Exercise requirements. Leave out any pictures and transcribe all other data below exactly.

Records that describe figures:
⁂

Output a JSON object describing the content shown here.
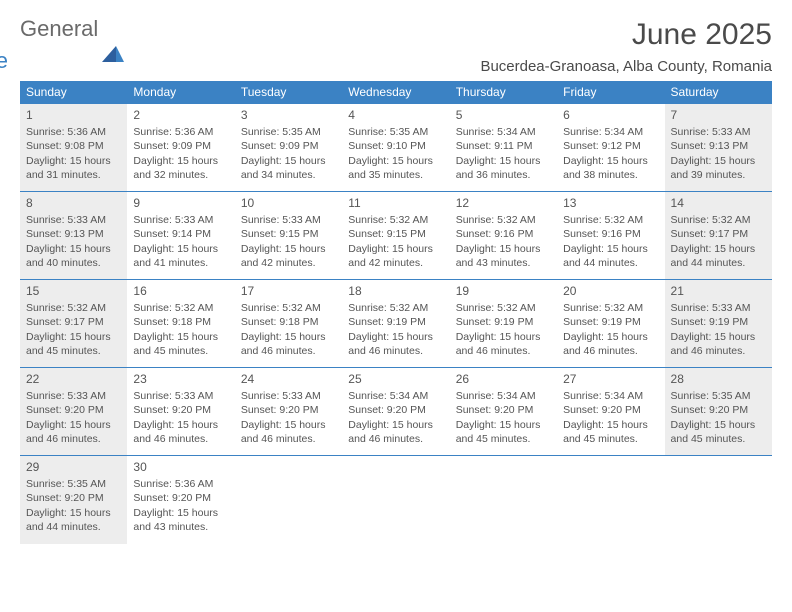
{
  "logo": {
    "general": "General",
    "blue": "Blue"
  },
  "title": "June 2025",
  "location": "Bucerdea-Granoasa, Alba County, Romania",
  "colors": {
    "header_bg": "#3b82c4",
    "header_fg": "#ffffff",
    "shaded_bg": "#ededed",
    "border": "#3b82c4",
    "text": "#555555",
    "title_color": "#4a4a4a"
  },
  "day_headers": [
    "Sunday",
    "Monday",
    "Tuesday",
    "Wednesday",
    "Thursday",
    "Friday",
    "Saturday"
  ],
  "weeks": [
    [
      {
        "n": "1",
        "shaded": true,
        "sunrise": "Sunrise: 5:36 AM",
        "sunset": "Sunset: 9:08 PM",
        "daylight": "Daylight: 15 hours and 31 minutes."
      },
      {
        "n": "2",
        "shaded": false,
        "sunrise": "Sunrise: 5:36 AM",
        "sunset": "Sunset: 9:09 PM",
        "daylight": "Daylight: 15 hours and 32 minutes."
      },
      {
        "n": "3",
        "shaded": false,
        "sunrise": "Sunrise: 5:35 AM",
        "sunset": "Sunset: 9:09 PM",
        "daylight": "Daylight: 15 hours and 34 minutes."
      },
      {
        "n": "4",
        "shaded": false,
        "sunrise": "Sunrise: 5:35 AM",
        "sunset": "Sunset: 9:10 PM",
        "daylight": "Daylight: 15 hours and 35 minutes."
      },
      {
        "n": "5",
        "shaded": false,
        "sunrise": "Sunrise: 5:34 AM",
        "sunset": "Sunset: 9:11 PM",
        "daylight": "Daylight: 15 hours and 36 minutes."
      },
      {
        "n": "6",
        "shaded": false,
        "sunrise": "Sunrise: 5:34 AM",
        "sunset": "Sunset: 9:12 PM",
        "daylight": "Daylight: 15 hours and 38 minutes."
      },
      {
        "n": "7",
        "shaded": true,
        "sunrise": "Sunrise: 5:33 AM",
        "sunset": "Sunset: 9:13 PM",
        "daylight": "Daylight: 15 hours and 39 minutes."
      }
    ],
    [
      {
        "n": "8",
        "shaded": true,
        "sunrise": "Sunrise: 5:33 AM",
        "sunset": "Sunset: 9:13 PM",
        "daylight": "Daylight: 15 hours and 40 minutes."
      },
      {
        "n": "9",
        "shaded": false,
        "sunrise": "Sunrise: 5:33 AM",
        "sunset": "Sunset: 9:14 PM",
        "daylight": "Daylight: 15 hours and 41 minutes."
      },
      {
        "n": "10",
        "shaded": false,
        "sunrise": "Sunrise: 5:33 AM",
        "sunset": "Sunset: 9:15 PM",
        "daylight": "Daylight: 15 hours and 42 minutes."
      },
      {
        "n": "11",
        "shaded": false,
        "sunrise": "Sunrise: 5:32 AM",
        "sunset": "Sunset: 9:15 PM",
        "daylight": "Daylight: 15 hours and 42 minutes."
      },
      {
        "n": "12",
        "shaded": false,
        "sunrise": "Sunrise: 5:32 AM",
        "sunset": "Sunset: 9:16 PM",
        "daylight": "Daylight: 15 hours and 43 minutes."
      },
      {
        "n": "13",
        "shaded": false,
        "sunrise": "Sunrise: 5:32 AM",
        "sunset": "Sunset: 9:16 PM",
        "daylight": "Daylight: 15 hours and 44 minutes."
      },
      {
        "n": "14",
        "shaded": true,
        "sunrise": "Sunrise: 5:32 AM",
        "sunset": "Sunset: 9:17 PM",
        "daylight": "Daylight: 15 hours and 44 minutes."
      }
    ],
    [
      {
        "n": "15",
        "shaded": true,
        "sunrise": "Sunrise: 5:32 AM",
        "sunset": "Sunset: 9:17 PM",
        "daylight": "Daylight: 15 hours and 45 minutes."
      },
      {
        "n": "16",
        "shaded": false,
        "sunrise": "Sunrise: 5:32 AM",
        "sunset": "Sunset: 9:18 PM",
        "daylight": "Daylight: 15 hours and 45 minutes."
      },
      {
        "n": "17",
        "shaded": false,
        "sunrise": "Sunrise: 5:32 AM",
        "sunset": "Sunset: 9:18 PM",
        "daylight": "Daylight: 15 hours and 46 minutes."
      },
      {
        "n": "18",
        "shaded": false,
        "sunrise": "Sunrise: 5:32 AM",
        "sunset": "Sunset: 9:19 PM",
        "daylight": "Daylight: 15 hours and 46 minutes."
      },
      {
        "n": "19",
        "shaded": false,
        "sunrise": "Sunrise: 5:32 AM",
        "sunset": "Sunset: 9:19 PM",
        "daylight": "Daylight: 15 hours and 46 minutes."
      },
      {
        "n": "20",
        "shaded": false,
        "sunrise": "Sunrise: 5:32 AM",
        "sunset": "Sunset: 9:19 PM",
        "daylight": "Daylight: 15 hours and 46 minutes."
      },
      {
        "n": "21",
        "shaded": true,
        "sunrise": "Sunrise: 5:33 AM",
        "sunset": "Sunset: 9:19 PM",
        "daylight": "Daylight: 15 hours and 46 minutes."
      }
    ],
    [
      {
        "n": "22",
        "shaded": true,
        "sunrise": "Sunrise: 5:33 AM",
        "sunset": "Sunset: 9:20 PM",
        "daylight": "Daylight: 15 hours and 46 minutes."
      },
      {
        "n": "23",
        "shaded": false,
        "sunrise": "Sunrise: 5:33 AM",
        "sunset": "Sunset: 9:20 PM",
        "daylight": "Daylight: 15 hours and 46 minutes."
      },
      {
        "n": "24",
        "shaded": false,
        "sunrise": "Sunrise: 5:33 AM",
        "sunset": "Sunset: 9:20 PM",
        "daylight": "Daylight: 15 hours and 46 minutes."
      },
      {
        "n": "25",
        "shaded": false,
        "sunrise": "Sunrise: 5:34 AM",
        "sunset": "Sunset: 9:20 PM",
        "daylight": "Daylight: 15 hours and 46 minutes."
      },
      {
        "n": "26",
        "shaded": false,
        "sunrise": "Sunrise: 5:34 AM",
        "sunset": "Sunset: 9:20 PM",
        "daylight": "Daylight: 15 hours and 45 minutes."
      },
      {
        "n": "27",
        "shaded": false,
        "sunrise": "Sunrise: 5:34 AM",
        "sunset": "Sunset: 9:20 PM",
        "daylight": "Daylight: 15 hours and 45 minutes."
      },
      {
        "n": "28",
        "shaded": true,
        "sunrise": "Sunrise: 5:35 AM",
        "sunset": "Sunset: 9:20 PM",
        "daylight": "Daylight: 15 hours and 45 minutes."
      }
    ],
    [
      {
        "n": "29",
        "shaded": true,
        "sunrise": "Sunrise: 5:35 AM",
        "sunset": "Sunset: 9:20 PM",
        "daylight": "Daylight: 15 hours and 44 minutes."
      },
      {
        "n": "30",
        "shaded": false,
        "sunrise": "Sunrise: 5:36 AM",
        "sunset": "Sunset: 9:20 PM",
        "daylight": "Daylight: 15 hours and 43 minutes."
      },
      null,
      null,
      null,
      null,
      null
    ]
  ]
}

⁂

Answer below.
Output a JSON object describing the content shown here.
{
  "logo": {
    "general": "General",
    "blue": "Blue"
  },
  "title": "June 2025",
  "location": "Bucerdea-Granoasa, Alba County, Romania",
  "colors": {
    "header_bg": "#3b82c4",
    "header_fg": "#ffffff",
    "shaded_bg": "#ededed",
    "border": "#3b82c4",
    "text": "#555555",
    "title_color": "#4a4a4a"
  },
  "day_headers": [
    "Sunday",
    "Monday",
    "Tuesday",
    "Wednesday",
    "Thursday",
    "Friday",
    "Saturday"
  ],
  "weeks": [
    [
      {
        "n": "1",
        "shaded": true,
        "sunrise": "Sunrise: 5:36 AM",
        "sunset": "Sunset: 9:08 PM",
        "daylight": "Daylight: 15 hours and 31 minutes."
      },
      {
        "n": "2",
        "shaded": false,
        "sunrise": "Sunrise: 5:36 AM",
        "sunset": "Sunset: 9:09 PM",
        "daylight": "Daylight: 15 hours and 32 minutes."
      },
      {
        "n": "3",
        "shaded": false,
        "sunrise": "Sunrise: 5:35 AM",
        "sunset": "Sunset: 9:09 PM",
        "daylight": "Daylight: 15 hours and 34 minutes."
      },
      {
        "n": "4",
        "shaded": false,
        "sunrise": "Sunrise: 5:35 AM",
        "sunset": "Sunset: 9:10 PM",
        "daylight": "Daylight: 15 hours and 35 minutes."
      },
      {
        "n": "5",
        "shaded": false,
        "sunrise": "Sunrise: 5:34 AM",
        "sunset": "Sunset: 9:11 PM",
        "daylight": "Daylight: 15 hours and 36 minutes."
      },
      {
        "n": "6",
        "shaded": false,
        "sunrise": "Sunrise: 5:34 AM",
        "sunset": "Sunset: 9:12 PM",
        "daylight": "Daylight: 15 hours and 38 minutes."
      },
      {
        "n": "7",
        "shaded": true,
        "sunrise": "Sunrise: 5:33 AM",
        "sunset": "Sunset: 9:13 PM",
        "daylight": "Daylight: 15 hours and 39 minutes."
      }
    ],
    [
      {
        "n": "8",
        "shaded": true,
        "sunrise": "Sunrise: 5:33 AM",
        "sunset": "Sunset: 9:13 PM",
        "daylight": "Daylight: 15 hours and 40 minutes."
      },
      {
        "n": "9",
        "shaded": false,
        "sunrise": "Sunrise: 5:33 AM",
        "sunset": "Sunset: 9:14 PM",
        "daylight": "Daylight: 15 hours and 41 minutes."
      },
      {
        "n": "10",
        "shaded": false,
        "sunrise": "Sunrise: 5:33 AM",
        "sunset": "Sunset: 9:15 PM",
        "daylight": "Daylight: 15 hours and 42 minutes."
      },
      {
        "n": "11",
        "shaded": false,
        "sunrise": "Sunrise: 5:32 AM",
        "sunset": "Sunset: 9:15 PM",
        "daylight": "Daylight: 15 hours and 42 minutes."
      },
      {
        "n": "12",
        "shaded": false,
        "sunrise": "Sunrise: 5:32 AM",
        "sunset": "Sunset: 9:16 PM",
        "daylight": "Daylight: 15 hours and 43 minutes."
      },
      {
        "n": "13",
        "shaded": false,
        "sunrise": "Sunrise: 5:32 AM",
        "sunset": "Sunset: 9:16 PM",
        "daylight": "Daylight: 15 hours and 44 minutes."
      },
      {
        "n": "14",
        "shaded": true,
        "sunrise": "Sunrise: 5:32 AM",
        "sunset": "Sunset: 9:17 PM",
        "daylight": "Daylight: 15 hours and 44 minutes."
      }
    ],
    [
      {
        "n": "15",
        "shaded": true,
        "sunrise": "Sunrise: 5:32 AM",
        "sunset": "Sunset: 9:17 PM",
        "daylight": "Daylight: 15 hours and 45 minutes."
      },
      {
        "n": "16",
        "shaded": false,
        "sunrise": "Sunrise: 5:32 AM",
        "sunset": "Sunset: 9:18 PM",
        "daylight": "Daylight: 15 hours and 45 minutes."
      },
      {
        "n": "17",
        "shaded": false,
        "sunrise": "Sunrise: 5:32 AM",
        "sunset": "Sunset: 9:18 PM",
        "daylight": "Daylight: 15 hours and 46 minutes."
      },
      {
        "n": "18",
        "shaded": false,
        "sunrise": "Sunrise: 5:32 AM",
        "sunset": "Sunset: 9:19 PM",
        "daylight": "Daylight: 15 hours and 46 minutes."
      },
      {
        "n": "19",
        "shaded": false,
        "sunrise": "Sunrise: 5:32 AM",
        "sunset": "Sunset: 9:19 PM",
        "daylight": "Daylight: 15 hours and 46 minutes."
      },
      {
        "n": "20",
        "shaded": false,
        "sunrise": "Sunrise: 5:32 AM",
        "sunset": "Sunset: 9:19 PM",
        "daylight": "Daylight: 15 hours and 46 minutes."
      },
      {
        "n": "21",
        "shaded": true,
        "sunrise": "Sunrise: 5:33 AM",
        "sunset": "Sunset: 9:19 PM",
        "daylight": "Daylight: 15 hours and 46 minutes."
      }
    ],
    [
      {
        "n": "22",
        "shaded": true,
        "sunrise": "Sunrise: 5:33 AM",
        "sunset": "Sunset: 9:20 PM",
        "daylight": "Daylight: 15 hours and 46 minutes."
      },
      {
        "n": "23",
        "shaded": false,
        "sunrise": "Sunrise: 5:33 AM",
        "sunset": "Sunset: 9:20 PM",
        "daylight": "Daylight: 15 hours and 46 minutes."
      },
      {
        "n": "24",
        "shaded": false,
        "sunrise": "Sunrise: 5:33 AM",
        "sunset": "Sunset: 9:20 PM",
        "daylight": "Daylight: 15 hours and 46 minutes."
      },
      {
        "n": "25",
        "shaded": false,
        "sunrise": "Sunrise: 5:34 AM",
        "sunset": "Sunset: 9:20 PM",
        "daylight": "Daylight: 15 hours and 46 minutes."
      },
      {
        "n": "26",
        "shaded": false,
        "sunrise": "Sunrise: 5:34 AM",
        "sunset": "Sunset: 9:20 PM",
        "daylight": "Daylight: 15 hours and 45 minutes."
      },
      {
        "n": "27",
        "shaded": false,
        "sunrise": "Sunrise: 5:34 AM",
        "sunset": "Sunset: 9:20 PM",
        "daylight": "Daylight: 15 hours and 45 minutes."
      },
      {
        "n": "28",
        "shaded": true,
        "sunrise": "Sunrise: 5:35 AM",
        "sunset": "Sunset: 9:20 PM",
        "daylight": "Daylight: 15 hours and 45 minutes."
      }
    ],
    [
      {
        "n": "29",
        "shaded": true,
        "sunrise": "Sunrise: 5:35 AM",
        "sunset": "Sunset: 9:20 PM",
        "daylight": "Daylight: 15 hours and 44 minutes."
      },
      {
        "n": "30",
        "shaded": false,
        "sunrise": "Sunrise: 5:36 AM",
        "sunset": "Sunset: 9:20 PM",
        "daylight": "Daylight: 15 hours and 43 minutes."
      },
      null,
      null,
      null,
      null,
      null
    ]
  ]
}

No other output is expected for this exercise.